# Selected text
----------------

A video game ETF? Save your quarters

By Barry Randall

In early March, PureFunds, the ETF sponsor that in late 2014 brought you the "Cyber Security" exchange-traded fund (ETF) (HACK) released another on-trend financial product.

This time, PureFunds is hoping you'll 'play' the video game space with its "Video Game Tech" ETF (GAMR) .

I've been covering the video game industry for about 20 years, first as a buy-side analyst and then as a portfolio manager focusing on technology stocks.

My first reaction to learning about the GAMR ETF is…what took you so long? The cynic in me figured that this product was long overdue. But that doesn't mean buying it is a good idea.

 

Video-game-ETF

 

Expensive

First, the GAMR ETF sports a steep 0.75% expense ratio , a level that verges on mutual fund territory. By comparison, the expense ratio for the popular S&P 500 SPDR ETF (SPY) is only 0.09%.

----------------

(Stored items from a collection)
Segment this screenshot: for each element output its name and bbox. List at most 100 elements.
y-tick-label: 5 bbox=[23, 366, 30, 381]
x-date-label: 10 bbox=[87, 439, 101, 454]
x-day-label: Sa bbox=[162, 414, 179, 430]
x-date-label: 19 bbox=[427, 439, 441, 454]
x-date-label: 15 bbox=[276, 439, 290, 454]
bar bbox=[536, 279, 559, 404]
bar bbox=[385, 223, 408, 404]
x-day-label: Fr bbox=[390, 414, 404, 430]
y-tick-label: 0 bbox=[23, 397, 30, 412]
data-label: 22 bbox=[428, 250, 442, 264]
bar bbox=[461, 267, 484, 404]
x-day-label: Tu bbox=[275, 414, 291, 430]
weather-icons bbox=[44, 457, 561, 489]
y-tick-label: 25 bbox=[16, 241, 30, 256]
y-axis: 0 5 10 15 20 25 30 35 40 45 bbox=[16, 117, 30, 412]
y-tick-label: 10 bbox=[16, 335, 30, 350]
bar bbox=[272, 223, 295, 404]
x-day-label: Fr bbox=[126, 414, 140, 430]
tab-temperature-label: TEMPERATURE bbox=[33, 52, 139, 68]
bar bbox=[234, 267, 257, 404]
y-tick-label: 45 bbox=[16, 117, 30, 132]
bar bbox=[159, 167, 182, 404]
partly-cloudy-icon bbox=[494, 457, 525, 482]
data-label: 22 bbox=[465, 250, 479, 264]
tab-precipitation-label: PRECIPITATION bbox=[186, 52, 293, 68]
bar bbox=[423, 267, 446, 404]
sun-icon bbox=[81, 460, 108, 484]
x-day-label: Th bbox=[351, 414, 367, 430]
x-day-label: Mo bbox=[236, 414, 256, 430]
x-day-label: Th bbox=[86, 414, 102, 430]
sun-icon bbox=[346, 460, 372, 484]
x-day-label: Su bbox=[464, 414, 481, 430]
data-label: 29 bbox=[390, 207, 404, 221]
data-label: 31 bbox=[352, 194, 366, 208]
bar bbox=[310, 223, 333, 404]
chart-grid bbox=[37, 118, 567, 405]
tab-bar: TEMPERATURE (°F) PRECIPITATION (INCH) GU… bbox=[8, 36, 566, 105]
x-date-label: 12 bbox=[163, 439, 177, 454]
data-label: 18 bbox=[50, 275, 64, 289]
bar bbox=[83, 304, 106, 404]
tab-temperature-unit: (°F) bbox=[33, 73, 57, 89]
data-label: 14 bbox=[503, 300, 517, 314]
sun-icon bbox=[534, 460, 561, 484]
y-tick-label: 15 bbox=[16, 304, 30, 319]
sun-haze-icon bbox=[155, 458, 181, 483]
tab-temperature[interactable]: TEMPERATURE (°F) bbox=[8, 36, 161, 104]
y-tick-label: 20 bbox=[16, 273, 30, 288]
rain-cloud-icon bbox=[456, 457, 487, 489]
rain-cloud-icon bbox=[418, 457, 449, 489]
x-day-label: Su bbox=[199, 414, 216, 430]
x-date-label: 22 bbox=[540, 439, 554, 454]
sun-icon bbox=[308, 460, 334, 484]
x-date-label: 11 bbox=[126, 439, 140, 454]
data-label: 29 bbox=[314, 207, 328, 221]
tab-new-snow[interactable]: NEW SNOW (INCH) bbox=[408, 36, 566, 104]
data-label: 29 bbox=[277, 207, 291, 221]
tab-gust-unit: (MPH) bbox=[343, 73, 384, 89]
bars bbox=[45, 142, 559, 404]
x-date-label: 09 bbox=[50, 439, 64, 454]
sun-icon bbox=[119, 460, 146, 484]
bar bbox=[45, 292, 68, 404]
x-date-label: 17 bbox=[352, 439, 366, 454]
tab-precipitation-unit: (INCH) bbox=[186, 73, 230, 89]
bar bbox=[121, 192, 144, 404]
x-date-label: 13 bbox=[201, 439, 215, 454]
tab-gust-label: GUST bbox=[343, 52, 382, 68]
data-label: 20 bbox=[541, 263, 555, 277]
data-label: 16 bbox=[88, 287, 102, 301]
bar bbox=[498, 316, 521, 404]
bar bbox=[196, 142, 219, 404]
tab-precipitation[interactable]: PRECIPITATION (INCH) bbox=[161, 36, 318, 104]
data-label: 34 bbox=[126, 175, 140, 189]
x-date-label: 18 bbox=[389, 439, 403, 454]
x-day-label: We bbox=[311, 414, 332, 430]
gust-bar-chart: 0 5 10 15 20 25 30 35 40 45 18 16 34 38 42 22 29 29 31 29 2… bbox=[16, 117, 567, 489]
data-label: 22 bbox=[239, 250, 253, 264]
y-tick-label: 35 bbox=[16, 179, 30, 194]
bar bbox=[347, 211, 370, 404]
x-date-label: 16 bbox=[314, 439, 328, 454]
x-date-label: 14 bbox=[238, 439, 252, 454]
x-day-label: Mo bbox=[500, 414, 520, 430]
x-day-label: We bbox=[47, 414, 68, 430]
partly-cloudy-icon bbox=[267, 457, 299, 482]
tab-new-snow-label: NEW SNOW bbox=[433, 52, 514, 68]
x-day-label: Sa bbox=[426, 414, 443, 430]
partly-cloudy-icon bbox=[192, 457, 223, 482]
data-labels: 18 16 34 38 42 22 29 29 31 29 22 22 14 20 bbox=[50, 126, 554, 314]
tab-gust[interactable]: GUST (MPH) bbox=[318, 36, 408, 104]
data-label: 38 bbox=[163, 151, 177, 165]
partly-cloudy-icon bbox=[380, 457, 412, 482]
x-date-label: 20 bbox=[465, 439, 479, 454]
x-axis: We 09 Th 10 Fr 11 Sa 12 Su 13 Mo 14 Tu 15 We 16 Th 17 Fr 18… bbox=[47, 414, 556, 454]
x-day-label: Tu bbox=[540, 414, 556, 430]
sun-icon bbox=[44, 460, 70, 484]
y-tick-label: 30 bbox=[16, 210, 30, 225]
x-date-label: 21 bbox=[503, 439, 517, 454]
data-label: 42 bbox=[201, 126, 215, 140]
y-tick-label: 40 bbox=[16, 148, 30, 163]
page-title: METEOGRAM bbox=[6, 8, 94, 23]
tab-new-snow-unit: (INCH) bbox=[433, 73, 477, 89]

----------------

# Goal of the exercise
Extend the article on the video game ETF, picking up right after its final sentence. These records stand apart from the article and are unrelated to it.

# Answer below
Yet 50% of the GAMR ETF’s net assets are in just nine stocks so you could easily re-create much of GAMR in your own portfolio and would likely do so more cheaply, depending on how much you pay to trade.

 

Volatile

What's more, the GAMR ETF isn’t exactly massively multi-player: There are only 36 separate stocks in the whole fund. This will make the product inherently more volatile than other, broader ETFs like the SPY or the QQQ .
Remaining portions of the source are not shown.